- Goal of the exercise:
Please output every line of the material as it stands, without the pictures.

═════ Listed records

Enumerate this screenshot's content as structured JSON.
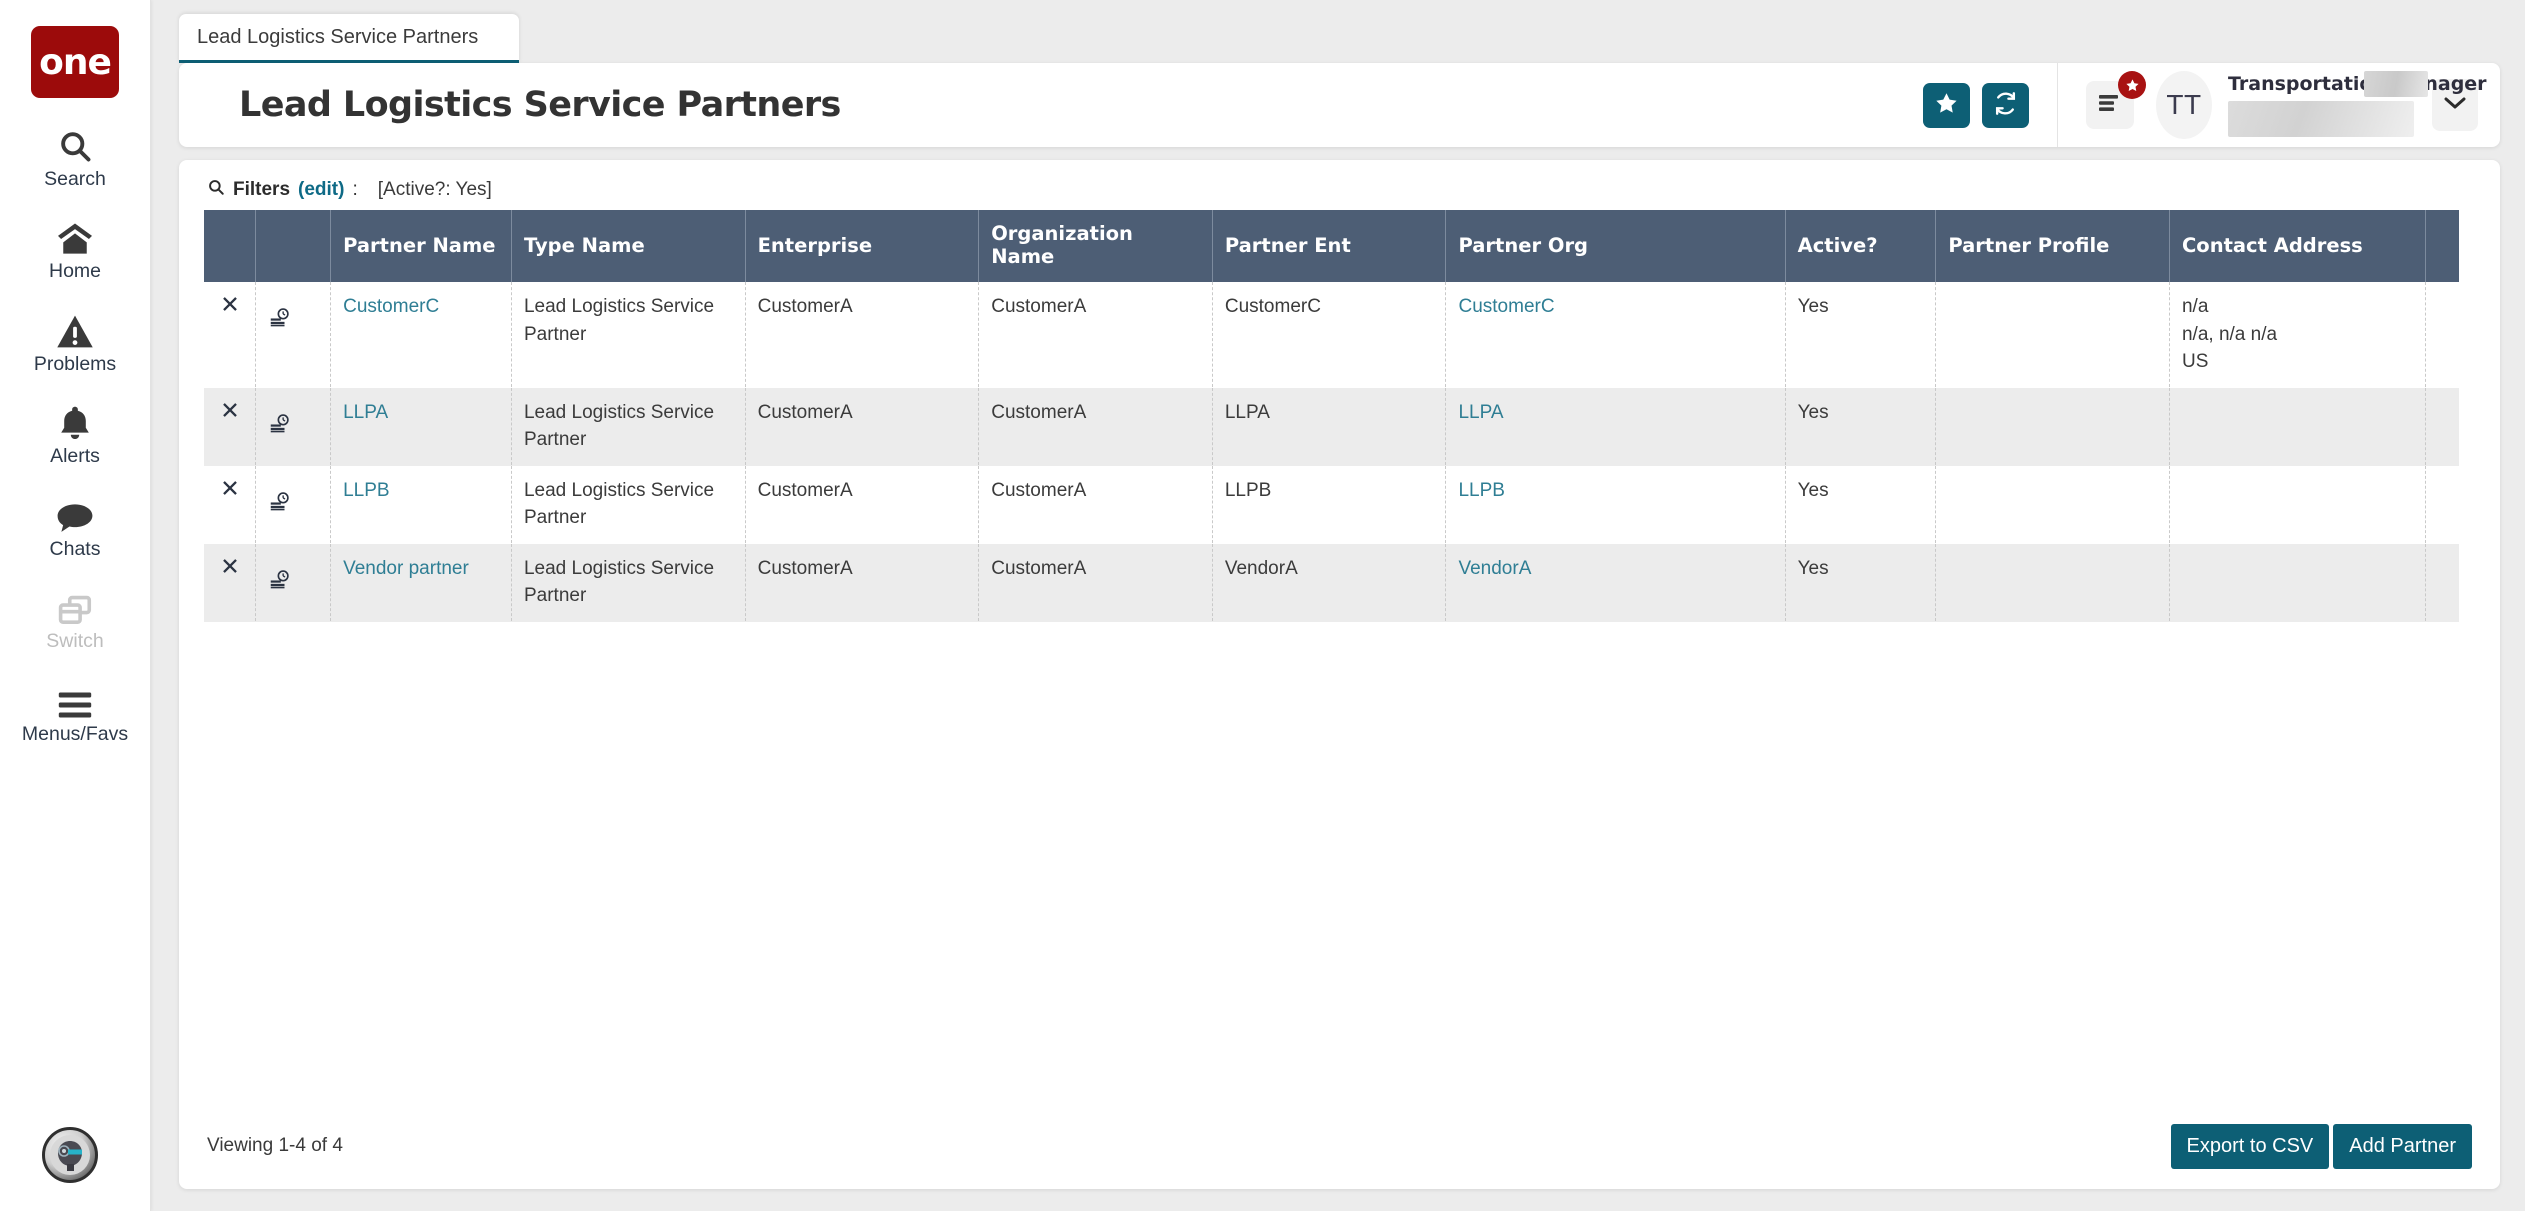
{
  "sidebar": {
    "logo_text": "one",
    "items": [
      {
        "label": "Search",
        "icon": "search-icon",
        "disabled": false
      },
      {
        "label": "Home",
        "icon": "home-icon",
        "disabled": false
      },
      {
        "label": "Problems",
        "icon": "warning-icon",
        "disabled": false
      },
      {
        "label": "Alerts",
        "icon": "bell-icon",
        "disabled": false
      },
      {
        "label": "Chats",
        "icon": "chat-icon",
        "disabled": false
      },
      {
        "label": "Switch",
        "icon": "switch-icon",
        "disabled": true
      },
      {
        "label": "Menus/Favs",
        "icon": "hamburger-icon",
        "disabled": false
      }
    ],
    "bottom_avatar_icon": "robot-head-avatar-icon"
  },
  "tab": {
    "label": "Lead Logistics Service Partners"
  },
  "header": {
    "title": "Lead Logistics Service Partners",
    "favorite_icon": "star-icon",
    "refresh_icon": "refresh-icon",
    "menu_icon": "list-menu-icon",
    "menu_badge_icon": "star-badge-icon",
    "avatar_initials": "TT",
    "user_role": "Transportation Manager",
    "chevron_icon": "chevron-down-icon"
  },
  "filters": {
    "icon": "search-icon",
    "label": "Filters",
    "edit_label": "(edit)",
    "colon": ":",
    "value": "[Active?: Yes]"
  },
  "table": {
    "columns": [
      "",
      "",
      "Partner Name",
      "Type Name",
      "Enterprise",
      "Organization Name",
      "Partner Ent",
      "Partner Org",
      "Active?",
      "Partner Profile",
      "Contact Address",
      ""
    ],
    "row_delete_icon": "close-x-icon",
    "row_detail_icon": "partner-detail-icon",
    "rows": [
      {
        "partner_name": "CustomerC",
        "type_name": "Lead Logistics Service Partner",
        "enterprise": "CustomerA",
        "organization_name": "CustomerA",
        "partner_ent": "CustomerC",
        "partner_org": "CustomerC",
        "active": "Yes",
        "partner_profile": "",
        "contact_address": "n/a\nn/a, n/a n/a\nUS"
      },
      {
        "partner_name": "LLPA",
        "type_name": "Lead Logistics Service Partner",
        "enterprise": "CustomerA",
        "organization_name": "CustomerA",
        "partner_ent": "LLPA",
        "partner_org": "LLPA",
        "active": "Yes",
        "partner_profile": "",
        "contact_address": ""
      },
      {
        "partner_name": "LLPB",
        "type_name": "Lead Logistics Service Partner",
        "enterprise": "CustomerA",
        "organization_name": "CustomerA",
        "partner_ent": "LLPB",
        "partner_org": "LLPB",
        "active": "Yes",
        "partner_profile": "",
        "contact_address": ""
      },
      {
        "partner_name": "Vendor partner",
        "type_name": "Lead Logistics Service Partner",
        "enterprise": "CustomerA",
        "organization_name": "CustomerA",
        "partner_ent": "VendorA",
        "partner_org": "VendorA",
        "active": "Yes",
        "partner_profile": "",
        "contact_address": ""
      }
    ]
  },
  "footer": {
    "viewing_text": "Viewing 1-4 of 4",
    "export_label": "Export to CSV",
    "add_label": "Add Partner"
  },
  "colors": {
    "brand_red": "#9c0b0b",
    "teal": "#0d5f75",
    "table_header": "#4d5e75",
    "link": "#2f7e94",
    "badge_red": "#a81212"
  }
}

══════════

- Correct output:
Enumerate this screenshot's content as structured JSON.
{
  "sidebar": {
    "logo_text": "one",
    "items": [
      {
        "label": "Search",
        "icon": "search-icon",
        "disabled": false
      },
      {
        "label": "Home",
        "icon": "home-icon",
        "disabled": false
      },
      {
        "label": "Problems",
        "icon": "warning-icon",
        "disabled": false
      },
      {
        "label": "Alerts",
        "icon": "bell-icon",
        "disabled": false
      },
      {
        "label": "Chats",
        "icon": "chat-icon",
        "disabled": false
      },
      {
        "label": "Switch",
        "icon": "switch-icon",
        "disabled": true
      },
      {
        "label": "Menus/Favs",
        "icon": "hamburger-icon",
        "disabled": false
      }
    ],
    "bottom_avatar_icon": "robot-head-avatar-icon"
  },
  "tab": {
    "label": "Lead Logistics Service Partners"
  },
  "header": {
    "title": "Lead Logistics Service Partners",
    "favorite_icon": "star-icon",
    "refresh_icon": "refresh-icon",
    "menu_icon": "list-menu-icon",
    "menu_badge_icon": "star-badge-icon",
    "avatar_initials": "TT",
    "user_role": "Transportation Manager",
    "chevron_icon": "chevron-down-icon"
  },
  "filters": {
    "icon": "search-icon",
    "label": "Filters",
    "edit_label": "(edit)",
    "colon": ":",
    "value": "[Active?: Yes]"
  },
  "table": {
    "columns": [
      "",
      "",
      "Partner Name",
      "Type Name",
      "Enterprise",
      "Organization Name",
      "Partner Ent",
      "Partner Org",
      "Active?",
      "Partner Profile",
      "Contact Address",
      ""
    ],
    "row_delete_icon": "close-x-icon",
    "row_detail_icon": "partner-detail-icon",
    "rows": [
      {
        "partner_name": "CustomerC",
        "type_name": "Lead Logistics Service Partner",
        "enterprise": "CustomerA",
        "organization_name": "CustomerA",
        "partner_ent": "CustomerC",
        "partner_org": "CustomerC",
        "active": "Yes",
        "partner_profile": "",
        "contact_address": "n/a\nn/a, n/a n/a\nUS"
      },
      {
        "partner_name": "LLPA",
        "type_name": "Lead Logistics Service Partner",
        "enterprise": "CustomerA",
        "organization_name": "CustomerA",
        "partner_ent": "LLPA",
        "partner_org": "LLPA",
        "active": "Yes",
        "partner_profile": "",
        "contact_address": ""
      },
      {
        "partner_name": "LLPB",
        "type_name": "Lead Logistics Service Partner",
        "enterprise": "CustomerA",
        "organization_name": "CustomerA",
        "partner_ent": "LLPB",
        "partner_org": "LLPB",
        "active": "Yes",
        "partner_profile": "",
        "contact_address": ""
      },
      {
        "partner_name": "Vendor partner",
        "type_name": "Lead Logistics Service Partner",
        "enterprise": "CustomerA",
        "organization_name": "CustomerA",
        "partner_ent": "VendorA",
        "partner_org": "VendorA",
        "active": "Yes",
        "partner_profile": "",
        "contact_address": ""
      }
    ]
  },
  "footer": {
    "viewing_text": "Viewing 1-4 of 4",
    "export_label": "Export to CSV",
    "add_label": "Add Partner"
  },
  "colors": {
    "brand_red": "#9c0b0b",
    "teal": "#0d5f75",
    "table_header": "#4d5e75",
    "link": "#2f7e94",
    "badge_red": "#a81212"
  }
}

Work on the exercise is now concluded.